## Objective
Review the listing and copy each line that holds the word "учреждений".
[START Data to process]
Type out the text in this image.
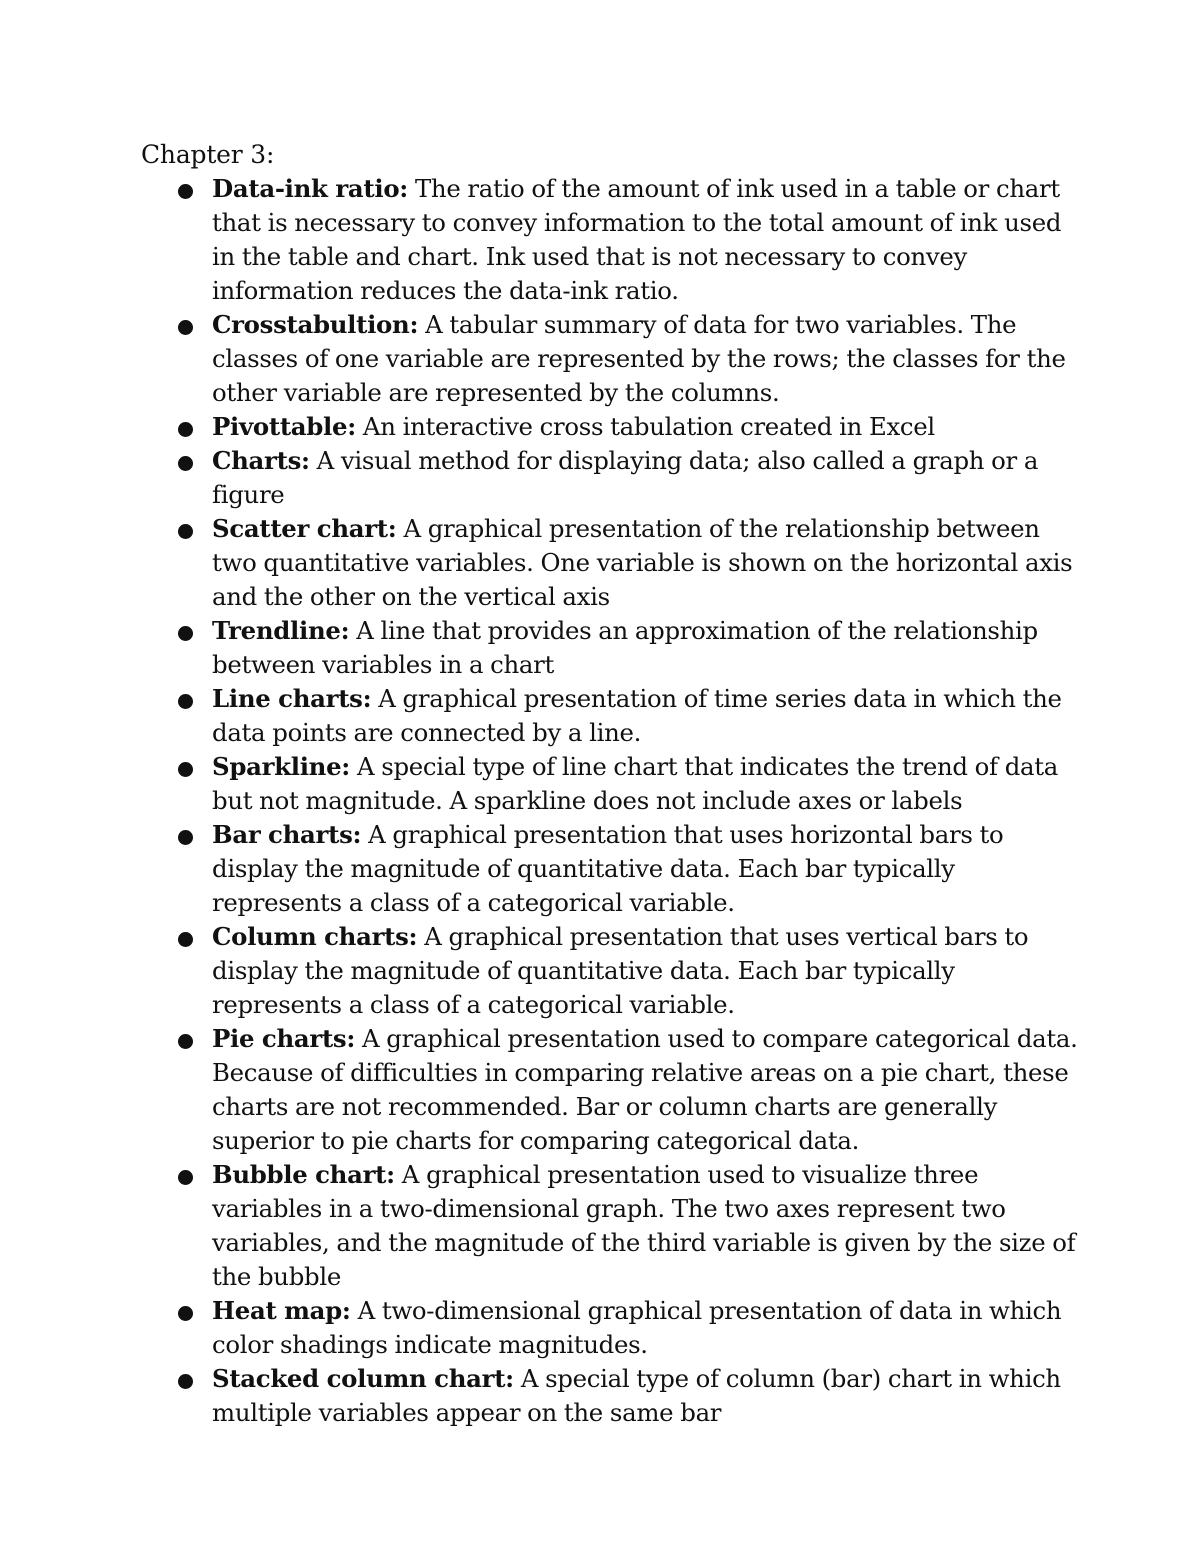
Chapter 3:
Data-ink ratio: The ratio of the amount of ink used in a table or chart that is necessary to convey information to the total amount of ink used in the table and chart. Ink used that is not necessary to convey information reduces the data-ink ratio.
Crosstabultion: A tabular summary of data for two variables. The classes of one variable are represented by the rows; the classes for the other variable are represented by the columns.
Pivottable: An interactive cross tabulation created in Excel
Charts: A visual method for displaying data; also called a graph or a figure
Scatter chart: A graphical presentation of the relationship between two quantitative variables. One variable is shown on the horizontal axis and the other on the vertical axis
Trendline: A line that provides an approximation of the relationship between variables in a chart
Line charts: A graphical presentation of time series data in which the data points are connected by a line.
Sparkline: A special type of line chart that indicates the trend of data but not magnitude. A sparkline does not include axes or labels
Bar charts: A graphical presentation that uses horizontal bars to display the magnitude of quantitative data. Each bar typically represents a class of a categorical variable.
Column charts: A graphical presentation that uses vertical bars to display the magnitude of quantitative data. Each bar typically represents a class of a categorical variable.
Pie charts: A graphical presentation used to compare categorical data. Because of difficulties in comparing relative areas on a pie chart, these charts are not recommended. Bar or column charts are generally superior to pie charts for comparing categorical data.
Bubble chart: A graphical presentation used to visualize three variables in a two-dimensional graph. The two axes represent two variables, and the magnitude of the third variable is given by the size of the bubble
Heat map: A two-dimensional graphical presentation of data in which color shadings indicate magnitudes.
Stacked column chart: A special type of column (bar) chart in which multiple variables appear on the same bar
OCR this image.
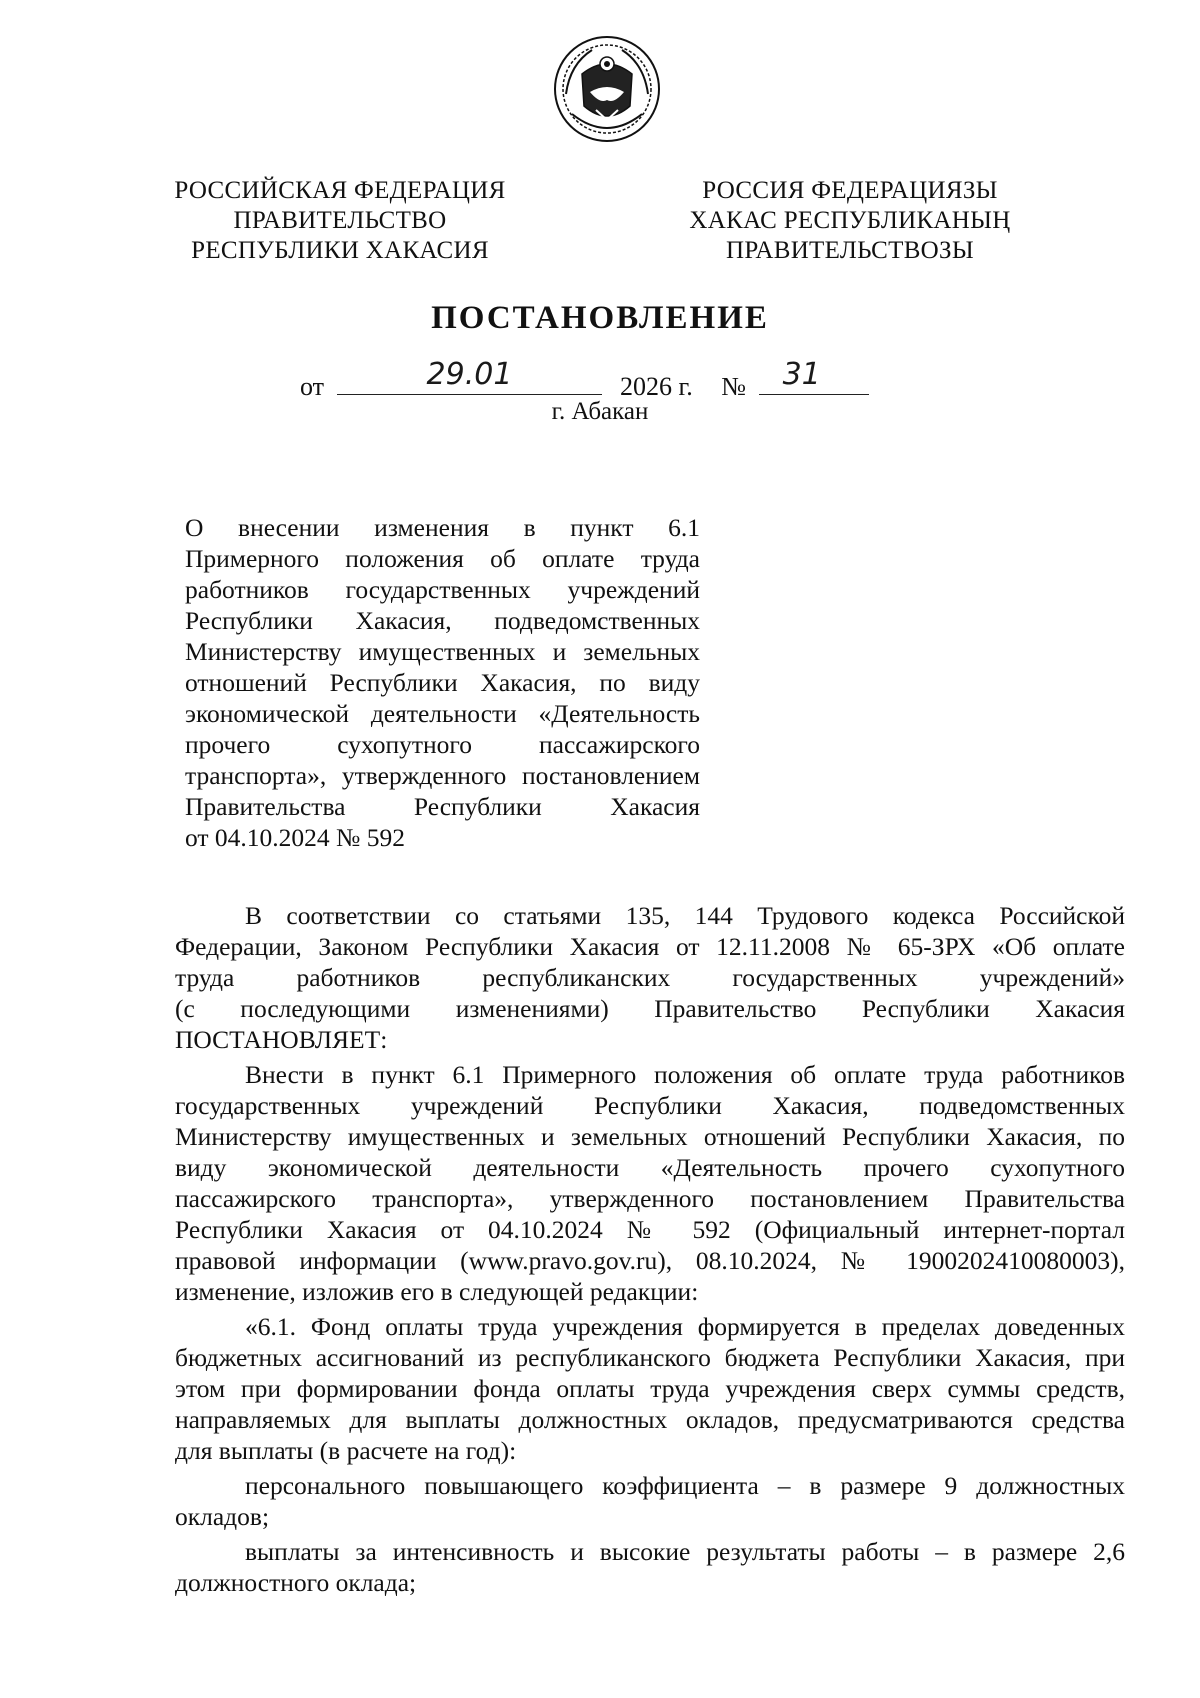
РОССИЙСКАЯ ФЕДЕРАЦИЯ
ПРАВИТЕЛЬСТВО
РЕСПУБЛИКИ ХАКАСИЯ
РОССИЯ ФЕДЕРАЦИЯЗЫ
ХАКАС РЕСПУБЛИКАНЫҢ
ПРАВИТЕЛЬСТВОЗЫ
ПОСТАНОВЛЕНИЕ
от	29.01	2026 г. № 31
г. Абакан
О внесении изменения в пункт 6.1
Примерного положения об оплате труда
работников государственных учреждений
Республики Хакасия, подведомственных
Министерству имущественных и земельных
отношений Республики Хакасия, по виду
экономической деятельности «Деятельность
прочего сухопутного пассажирского
транспорта», утвержденного постановлением
Правительства Республики Хакасия
от 04.10.2024 № 592
В соответствии со статьями 135, 144 Трудового кодекса Российской
Федерации, Законом Республики Хакасия от 12.11.2008 № 65-ЗРХ «Об оплате
труда работников республиканских государственных учреждений»
(с последующими изменениями) Правительство Республики Хакасия
ПОСТАНОВЛЯЕТ:
Внести в пункт 6.1 Примерного положения об оплате труда работников
государственных учреждений Республики Хакасия, подведомственных
Министерству имущественных и земельных отношений Республики Хакасия, по
виду экономической деятельности «Деятельность прочего сухопутного
пассажирского транспорта», утвержденного постановлением Правительства
Республики Хакасия от 04.10.2024 № 592 (Официальный интернет-портал
правовой информации (www.pravo.gov.ru), 08.10.2024, № 1900202410080003),
изменение, изложив его в следующей редакции:
«6.1. Фонд оплаты труда учреждения формируется в пределах доведенных
бюджетных ассигнований из республиканского бюджета Республики Хакасия, при
этом при формировании фонда оплаты труда учреждения сверх суммы средств,
направляемых для выплаты должностных окладов, предусматриваются средства
для выплаты (в расчете на год):
персонального повышающего коэффициента – в размере 9 должностных
окладов;
выплаты за интенсивность и высокие результаты работы – в размере 2,6
должностного оклада;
[END Data to process]
## Result below
работников государственных учреждений
труда работников республиканских государственных учреждений»
государственных учреждений Республики Хакасия, подведомственных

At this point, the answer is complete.